When he stood in front of his home, the field warden from Wulften once saw the ghost moving downriver along the Oder in the form of a light. He shouted “Fränzchen!” in order to mock him. Soon, the ghost got in front of his door, whereupon the field warden quickly fled inside his chamber. The ghost was unable to follow him there, but he was aware that the apparition moved in front of the window and noticed how his light illuminated the whole room.
Soon after, the field warden accompanied a traveler to Bilshausen, and returned home at night between eleven and twelve o’clock. Then, suddenly, Einschooß approached him and threw him into a swamp in order to avenge himself. The warden only escaped from him with great difficulty.
 I was unable to identify this location. However, “-grund” implies the floor of a valley, and the most logical place would be the valley of a small stream labeled “Wiershäuser Bach” on Google Maps, which flows downhill towards Sebexen from the east. Presumably, he followed the flow of this stream towards his home.
 According to OpenStreetMaps, the Rotenberg is a forested hill to the south of Hattorf and the southeast of Wulften.
 Not the river Oder that flows along the Polish-German border, but a much smaller river of the same name within the Harz mountain region.
 Roughly, “One-Tail”, with “Schooß” being the German term for “Coattail”.
 My best guess here is that this derives from “Franzen”, a derogatory nickname for Frenchmen - since the Napoleonic Wars were in living memory, this would be considered a major insult. The nickname might be a reference to the coattails of French uniforms. The “-chen” in “Fränzchen” is a diminutive, likely referring to his single coattail - “half a dressed-up French soldier”, perhaps. If this interpretation is correct, it’s no wonder the ghost got so mad.
 Interestingly, this would be in the opposite direction of his usual route.
======
- EXPLORE THE MATERIAL:
[1] Repeat everything in the ghost tale about the Wulften field warden from "According to OpenStreetMaps, the" down to "got so mad.".
[2] Continue the ghost tale about the Wulften field warden with the part that would follow its last line.
======
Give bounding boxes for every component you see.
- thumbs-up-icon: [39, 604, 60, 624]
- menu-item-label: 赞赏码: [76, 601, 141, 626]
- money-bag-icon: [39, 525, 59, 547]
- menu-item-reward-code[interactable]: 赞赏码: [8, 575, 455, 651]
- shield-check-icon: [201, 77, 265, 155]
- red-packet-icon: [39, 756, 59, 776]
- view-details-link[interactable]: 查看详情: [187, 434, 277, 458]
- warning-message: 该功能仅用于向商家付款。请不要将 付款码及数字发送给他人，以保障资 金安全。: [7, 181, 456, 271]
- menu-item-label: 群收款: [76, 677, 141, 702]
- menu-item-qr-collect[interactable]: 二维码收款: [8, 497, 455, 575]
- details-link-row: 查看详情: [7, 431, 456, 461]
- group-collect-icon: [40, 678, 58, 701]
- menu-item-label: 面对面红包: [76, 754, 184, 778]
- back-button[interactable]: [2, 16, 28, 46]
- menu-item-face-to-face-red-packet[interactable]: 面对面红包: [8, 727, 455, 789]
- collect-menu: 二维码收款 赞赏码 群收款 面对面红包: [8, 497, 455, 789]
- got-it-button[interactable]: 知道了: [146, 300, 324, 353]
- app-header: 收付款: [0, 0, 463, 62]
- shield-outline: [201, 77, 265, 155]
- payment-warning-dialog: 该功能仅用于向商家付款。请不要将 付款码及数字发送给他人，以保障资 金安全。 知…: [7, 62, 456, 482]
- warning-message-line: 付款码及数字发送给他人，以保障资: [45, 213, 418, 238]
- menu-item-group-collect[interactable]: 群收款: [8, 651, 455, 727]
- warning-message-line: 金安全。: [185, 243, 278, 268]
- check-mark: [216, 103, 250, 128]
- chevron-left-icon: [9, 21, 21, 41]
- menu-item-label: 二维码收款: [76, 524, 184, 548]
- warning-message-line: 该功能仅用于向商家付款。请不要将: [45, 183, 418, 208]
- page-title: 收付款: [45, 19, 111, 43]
======
- SOLVED TASKS:
[1]
According to OpenStreetMaps, the Rotenberg is a forested hill to the south of Hattorf and the southeast of Wulften.
 Not the river Oder that flows along the Polish-German border, but a much smaller river of the same name within the Harz mountain region.
 Roughly, “One-Tail”, with “Schooß” being the German term for “Coattail”.
 My best guess here is that this derives from “Franzen”, a derogatory nickname for Frenchmen - since the Napoleonic Wars were in living memory, this would be considered a major insult. The nickname might be a reference to the coattails of French uniforms. The “-chen” in “Fränzchen” is a diminutive, likely referring to his single coattail - “half a dressed-up French soldier”, perhaps. If this interpretation is correct, it’s no wonder the ghost got so mad.

[2]
Commentary: The first tale is a salvation narrative in line with the others, although, unusually, the spirit tells us just how long it has waited for salvation - which implies that it has lingered on since pre-Christian times. Would it even have been possible to release this spirit by invoking one of the pagan gods of old?
The second tale presents the Irrlicht as a haunt that drives wanderers astray - or, at least, driving them to exhaustion by driving them onwards. While the distance between the two villages is a mere 1.8 km, we should keep in mind that the baker was presumably carrying a heavy sack of flour (or perhaps transporting it in a wheelbarrow, although the story doesn’t mention any details).
The third tale presents the spirit as an outright malevolent, Aufhocker-type entity, while the fourth is a more conventional ghost tale - of a person who has to remain on Earth due to some past sins (in this case, poaching) and now follows a regular nightly routine. But he can still be roused out of this routine when angered!
Thus, these four short tales show how the same phenomenon (the Irrlicht) can be interpreted in different ways depending on the intentions of the storyteller - they were part of a narrative toolkit, not a categorizable real world phenomenon.